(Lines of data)
══════════

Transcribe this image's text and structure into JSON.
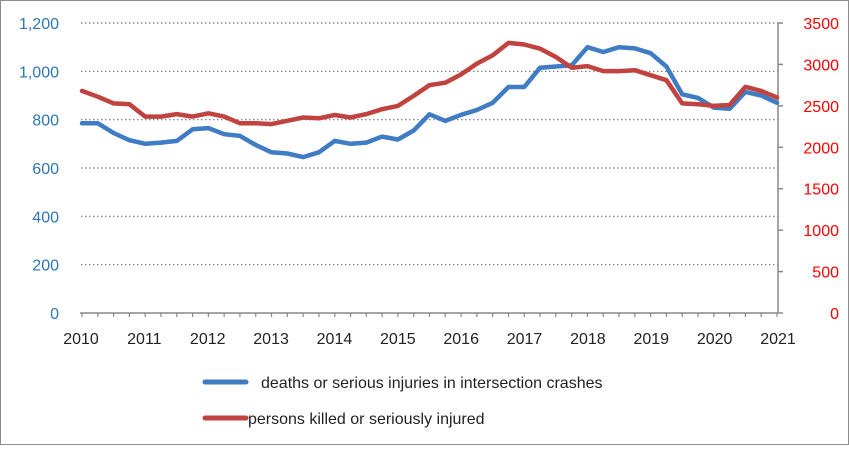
{
  "chart_data": {
    "type": "line",
    "title": "",
    "xlabel": "",
    "x_ticks": [
      "2010",
      "2011",
      "2012",
      "2013",
      "2014",
      "2015",
      "2016",
      "2017",
      "2018",
      "2019",
      "2020",
      "2021"
    ],
    "xlim": [
      2010,
      2021
    ],
    "grid": "horizontal-dotted",
    "legend_position": "bottom",
    "left_axis": {
      "ylim": [
        0,
        1200
      ],
      "ticks": [
        "0",
        "200",
        "400",
        "600",
        "800",
        "1,000",
        "1,200"
      ],
      "color": "#2E75B6"
    },
    "right_axis": {
      "ylim": [
        0,
        3500
      ],
      "ticks": [
        "0",
        "500",
        "1000",
        "1500",
        "2000",
        "2500",
        "3000",
        "3500"
      ],
      "color": "#FF0000"
    },
    "x": "quarterly from 2010.0 to 2021.0",
    "series": [
      {
        "name": "deaths or serious injuries in intersection crashes",
        "axis": "left",
        "color": "#3F7CC4",
        "values": [
          785,
          785,
          745,
          715,
          700,
          705,
          712,
          760,
          765,
          740,
          733,
          695,
          665,
          660,
          645,
          665,
          712,
          700,
          705,
          730,
          718,
          755,
          822,
          795,
          820,
          840,
          870,
          935,
          935,
          1015,
          1020,
          1025,
          1100,
          1080,
          1100,
          1095,
          1075,
          1020,
          905,
          890,
          850,
          845,
          915,
          900,
          870
        ]
      },
      {
        "name": "persons killed or seriously injured",
        "axis": "right",
        "color": "#C0433F",
        "values": [
          2680,
          2610,
          2530,
          2520,
          2370,
          2370,
          2400,
          2370,
          2410,
          2370,
          2290,
          2290,
          2280,
          2320,
          2360,
          2350,
          2390,
          2360,
          2400,
          2460,
          2500,
          2620,
          2750,
          2780,
          2880,
          3010,
          3110,
          3260,
          3240,
          3190,
          3090,
          2960,
          2980,
          2920,
          2920,
          2930,
          2870,
          2810,
          2530,
          2520,
          2500,
          2510,
          2730,
          2680,
          2600
        ]
      }
    ]
  }
}
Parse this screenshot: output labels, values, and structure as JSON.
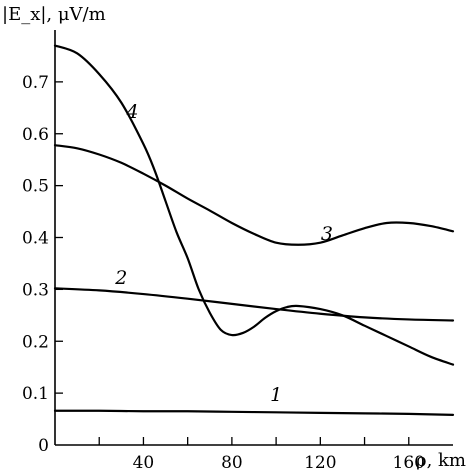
{
  "chart_data": {
    "type": "line",
    "ylabel": "|E_x|, μV/m",
    "xlabel": "ρ, km",
    "xlim": [
      0,
      180
    ],
    "ylim": [
      0,
      0.8
    ],
    "x_ticks": [
      20,
      40,
      60,
      80,
      100,
      120,
      140,
      160
    ],
    "x_tick_labels": [
      "40",
      "80",
      "120",
      "160"
    ],
    "x_tick_labels_at": [
      40,
      80,
      120,
      160
    ],
    "y_ticks": [
      0,
      0.1,
      0.2,
      0.3,
      0.4,
      0.5,
      0.6,
      0.7
    ],
    "y_tick_labels": [
      "0",
      "0.1",
      "0.2",
      "0.3",
      "0.4",
      "0.5",
      "0.6",
      "0.7"
    ],
    "grid": false,
    "series": [
      {
        "name": "1",
        "x": [
          0,
          20,
          40,
          60,
          80,
          100,
          120,
          140,
          160,
          180
        ],
        "y": [
          0.066,
          0.066,
          0.065,
          0.065,
          0.064,
          0.063,
          0.062,
          0.061,
          0.06,
          0.058
        ]
      },
      {
        "name": "2",
        "x": [
          0,
          20,
          40,
          60,
          80,
          100,
          120,
          140,
          160,
          180
        ],
        "y": [
          0.302,
          0.298,
          0.291,
          0.282,
          0.272,
          0.262,
          0.253,
          0.246,
          0.242,
          0.24
        ]
      },
      {
        "name": "3",
        "x": [
          0,
          10,
          20,
          30,
          40,
          50,
          60,
          70,
          80,
          90,
          100,
          110,
          120,
          130,
          140,
          150,
          160,
          170,
          180
        ],
        "y": [
          0.578,
          0.572,
          0.56,
          0.544,
          0.523,
          0.5,
          0.475,
          0.452,
          0.428,
          0.407,
          0.39,
          0.386,
          0.39,
          0.404,
          0.418,
          0.428,
          0.428,
          0.422,
          0.412
        ]
      },
      {
        "name": "4",
        "x": [
          0,
          10,
          20,
          30,
          40,
          45,
          50,
          55,
          60,
          65,
          70,
          75,
          80,
          85,
          90,
          95,
          100,
          105,
          110,
          120,
          130,
          140,
          150,
          160,
          170,
          180
        ],
        "y": [
          0.77,
          0.755,
          0.715,
          0.66,
          0.58,
          0.53,
          0.47,
          0.41,
          0.36,
          0.3,
          0.255,
          0.222,
          0.212,
          0.216,
          0.228,
          0.245,
          0.258,
          0.266,
          0.268,
          0.262,
          0.25,
          0.23,
          0.21,
          0.19,
          0.17,
          0.155
        ]
      }
    ],
    "curve_labels": [
      {
        "text": "1",
        "x": 100,
        "y": 0.085
      },
      {
        "text": "2",
        "x": 30,
        "y": 0.31
      },
      {
        "text": "3",
        "x": 123,
        "y": 0.395
      },
      {
        "text": "4",
        "x": 35,
        "y": 0.63
      }
    ]
  }
}
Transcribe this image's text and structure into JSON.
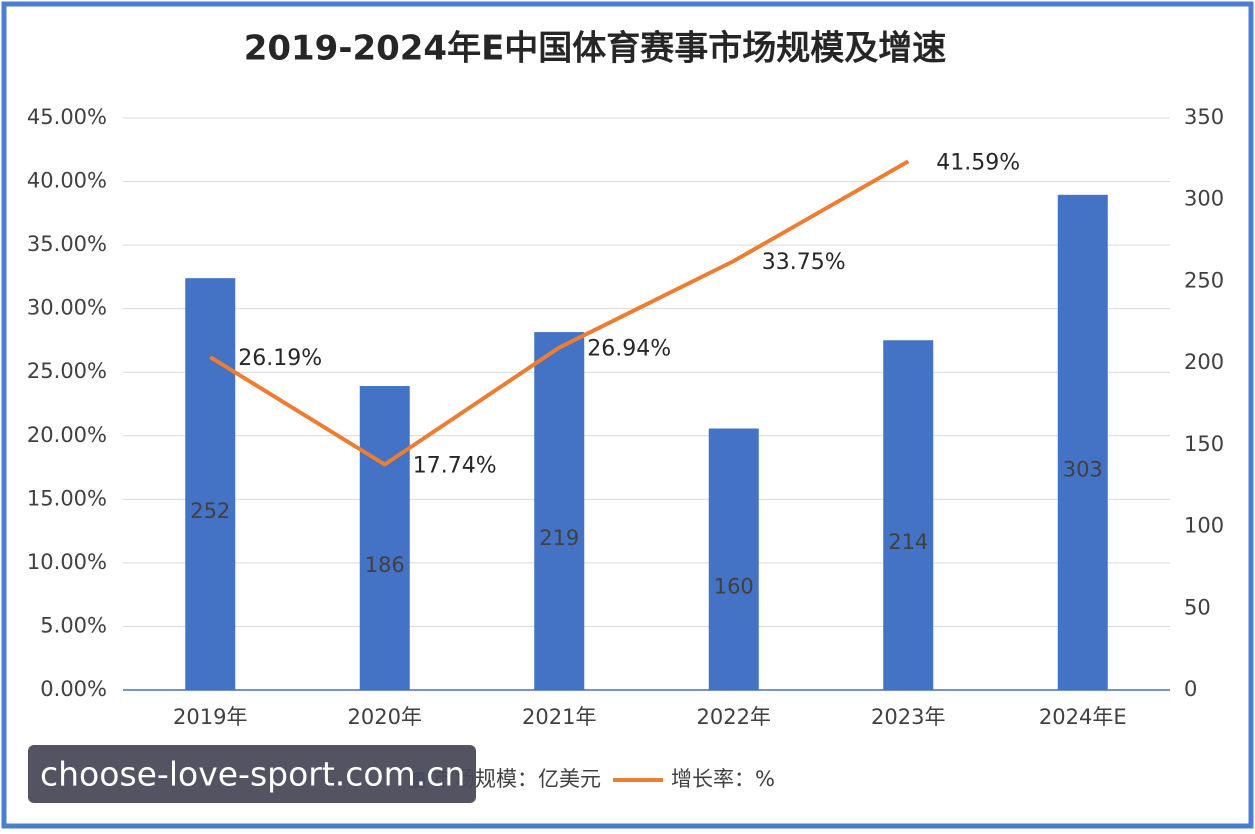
{
  "chart_data": {
    "type": "bar",
    "title": "2019-2024年E中国体育赛事市场规模及增速",
    "categories": [
      "2019年",
      "2020年",
      "2021年",
      "2022年",
      "2023年",
      "2024年E"
    ],
    "series": [
      {
        "name": "市场规模：亿美元",
        "type": "bar",
        "axis": "y2",
        "color": "#4472c4",
        "values": [
          252,
          186,
          219,
          160,
          214,
          303
        ]
      },
      {
        "name": "增长率：%",
        "type": "line",
        "axis": "y",
        "color": "#ed7d31",
        "values": [
          26.19,
          17.74,
          26.94,
          33.75,
          41.59,
          null
        ],
        "value_labels": [
          "26.19%",
          "17.74%",
          "26.94%",
          "33.75%",
          "41.59%",
          null
        ]
      }
    ],
    "ylim": [
      0,
      45
    ],
    "yticks": [
      {
        "value": 0,
        "label": "0.00%"
      },
      {
        "value": 5,
        "label": "5.00%"
      },
      {
        "value": 10,
        "label": "10.00%"
      },
      {
        "value": 15,
        "label": "15.00%"
      },
      {
        "value": 20,
        "label": "20.00%"
      },
      {
        "value": 25,
        "label": "25.00%"
      },
      {
        "value": 30,
        "label": "30.00%"
      },
      {
        "value": 35,
        "label": "35.00%"
      },
      {
        "value": 40,
        "label": "40.00%"
      },
      {
        "value": 45,
        "label": "45.00%"
      }
    ],
    "y2lim": [
      0,
      350
    ],
    "y2ticks": [
      0,
      50,
      100,
      150,
      200,
      250,
      300,
      350
    ],
    "grid": true,
    "legend": "bottom",
    "watermark": "choose-love-sport.com.cn"
  }
}
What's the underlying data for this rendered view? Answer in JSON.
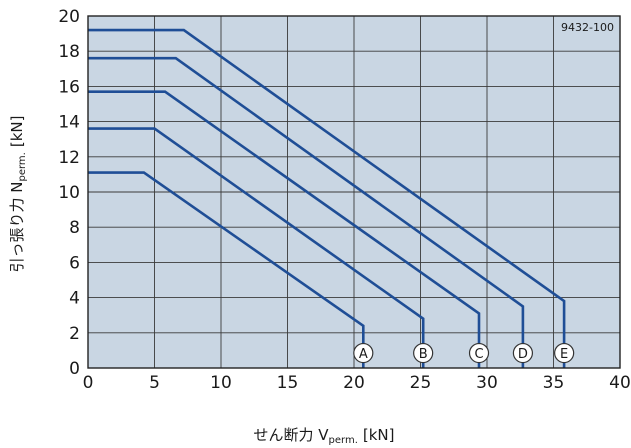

══════════

▶ Description of the task
From the entries above, output every line exactly and omit any image.

▶ Output for this exercise
Transcribe this image's text and structure into JSON.
{
  "chart_data": {
    "type": "line",
    "title": "",
    "xlabel": "",
    "x_ticks": [
      "2010",
      "2011",
      "2012",
      "2013",
      "2014",
      "2015",
      "2016",
      "2017",
      "2018",
      "2019",
      "2020",
      "2021"
    ],
    "xlim": [
      2010,
      2021
    ],
    "grid": "horizontal-dotted",
    "legend_position": "bottom",
    "left_axis": {
      "ylim": [
        0,
        1200
      ],
      "ticks": [
        "0",
        "200",
        "400",
        "600",
        "800",
        "1,000",
        "1,200"
      ],
      "color": "#2E75B6"
    },
    "right_axis": {
      "ylim": [
        0,
        3500
      ],
      "ticks": [
        "0",
        "500",
        "1000",
        "1500",
        "2000",
        "2500",
        "3000",
        "3500"
      ],
      "color": "#FF0000"
    },
    "x": "quarterly from 2010.0 to 2021.0",
    "series": [
      {
        "name": "deaths or serious injuries in intersection crashes",
        "axis": "left",
        "color": "#3F7CC4",
        "values": [
          785,
          785,
          745,
          715,
          700,
          705,
          712,
          760,
          765,
          740,
          733,
          695,
          665,
          660,
          645,
          665,
          712,
          700,
          705,
          730,
          718,
          755,
          822,
          795,
          820,
          840,
          870,
          935,
          935,
          1015,
          1020,
          1025,
          1100,
          1080,
          1100,
          1095,
          1075,
          1020,
          905,
          890,
          850,
          845,
          915,
          900,
          870
        ]
      },
      {
        "name": "persons killed or seriously injured",
        "axis": "right",
        "color": "#C0433F",
        "values": [
          2680,
          2610,
          2530,
          2520,
          2370,
          2370,
          2400,
          2370,
          2410,
          2370,
          2290,
          2290,
          2280,
          2320,
          2360,
          2350,
          2390,
          2360,
          2400,
          2460,
          2500,
          2620,
          2750,
          2780,
          2880,
          3010,
          3110,
          3260,
          3240,
          3190,
          3090,
          2960,
          2980,
          2920,
          2920,
          2930,
          2870,
          2810,
          2530,
          2520,
          2500,
          2510,
          2730,
          2680,
          2600
        ]
      }
    ]
  }
}
Parse this screenshot: output labels, values, and structure as JSON.
{
  "chart_data": {
    "type": "line",
    "ylabel": "|E_x|, μV/m",
    "xlabel": "ρ, km",
    "xlim": [
      0,
      180
    ],
    "ylim": [
      0,
      0.8
    ],
    "x_ticks": [
      20,
      40,
      60,
      80,
      100,
      120,
      140,
      160
    ],
    "x_tick_labels": [
      "40",
      "80",
      "120",
      "160"
    ],
    "x_tick_labels_at": [
      40,
      80,
      120,
      160
    ],
    "y_ticks": [
      0,
      0.1,
      0.2,
      0.3,
      0.4,
      0.5,
      0.6,
      0.7
    ],
    "y_tick_labels": [
      "0",
      "0.1",
      "0.2",
      "0.3",
      "0.4",
      "0.5",
      "0.6",
      "0.7"
    ],
    "grid": false,
    "series": [
      {
        "name": "1",
        "x": [
          0,
          20,
          40,
          60,
          80,
          100,
          120,
          140,
          160,
          180
        ],
        "y": [
          0.066,
          0.066,
          0.065,
          0.065,
          0.064,
          0.063,
          0.062,
          0.061,
          0.06,
          0.058
        ]
      },
      {
        "name": "2",
        "x": [
          0,
          20,
          40,
          60,
          80,
          100,
          120,
          140,
          160,
          180
        ],
        "y": [
          0.302,
          0.298,
          0.291,
          0.282,
          0.272,
          0.262,
          0.253,
          0.246,
          0.242,
          0.24
        ]
      },
      {
        "name": "3",
        "x": [
          0,
          10,
          20,
          30,
          40,
          50,
          60,
          70,
          80,
          90,
          100,
          110,
          120,
          130,
          140,
          150,
          160,
          170,
          180
        ],
        "y": [
          0.578,
          0.572,
          0.56,
          0.544,
          0.523,
          0.5,
          0.475,
          0.452,
          0.428,
          0.407,
          0.39,
          0.386,
          0.39,
          0.404,
          0.418,
          0.428,
          0.428,
          0.422,
          0.412
        ]
      },
      {
        "name": "4",
        "x": [
          0,
          10,
          20,
          30,
          40,
          45,
          50,
          55,
          60,
          65,
          70,
          75,
          80,
          85,
          90,
          95,
          100,
          105,
          110,
          120,
          130,
          140,
          150,
          160,
          170,
          180
        ],
        "y": [
          0.77,
          0.755,
          0.715,
          0.66,
          0.58,
          0.53,
          0.47,
          0.41,
          0.36,
          0.3,
          0.255,
          0.222,
          0.212,
          0.216,
          0.228,
          0.245,
          0.258,
          0.266,
          0.268,
          0.262,
          0.25,
          0.23,
          0.21,
          0.19,
          0.17,
          0.155
        ]
      }
    ],
    "curve_labels": [
      {
        "text": "1",
        "x": 100,
        "y": 0.085
      },
      {
        "text": "2",
        "x": 30,
        "y": 0.31
      },
      {
        "text": "3",
        "x": 123,
        "y": 0.395
      },
      {
        "text": "4",
        "x": 35,
        "y": 0.63
      }
    ]
  }
}
Transcribe this image's text and structure into JSON.
{
  "chart_data": {
    "type": "bar",
    "title": "2019-2024年E中国体育赛事市场规模及增速",
    "categories": [
      "2019年",
      "2020年",
      "2021年",
      "2022年",
      "2023年",
      "2024年E"
    ],
    "series": [
      {
        "name": "市场规模：亿美元",
        "type": "bar",
        "axis": "y2",
        "color": "#4472c4",
        "values": [
          252,
          186,
          219,
          160,
          214,
          303
        ]
      },
      {
        "name": "增长率：%",
        "type": "line",
        "axis": "y",
        "color": "#ed7d31",
        "values": [
          26.19,
          17.74,
          26.94,
          33.75,
          41.59,
          null
        ],
        "value_labels": [
          "26.19%",
          "17.74%",
          "26.94%",
          "33.75%",
          "41.59%",
          null
        ]
      }
    ],
    "ylim": [
      0,
      45
    ],
    "yticks": [
      {
        "value": 0,
        "label": "0.00%"
      },
      {
        "value": 5,
        "label": "5.00%"
      },
      {
        "value": 10,
        "label": "10.00%"
      },
      {
        "value": 15,
        "label": "15.00%"
      },
      {
        "value": 20,
        "label": "20.00%"
      },
      {
        "value": 25,
        "label": "25.00%"
      },
      {
        "value": 30,
        "label": "30.00%"
      },
      {
        "value": 35,
        "label": "35.00%"
      },
      {
        "value": 40,
        "label": "40.00%"
      },
      {
        "value": 45,
        "label": "45.00%"
      }
    ],
    "y2lim": [
      0,
      350
    ],
    "y2ticks": [
      0,
      50,
      100,
      150,
      200,
      250,
      300,
      350
    ],
    "grid": true,
    "legend": "bottom",
    "watermark": "choose-love-sport.com.cn"
  }
}
What's the underlying data for this rendered view? Answer in JSON.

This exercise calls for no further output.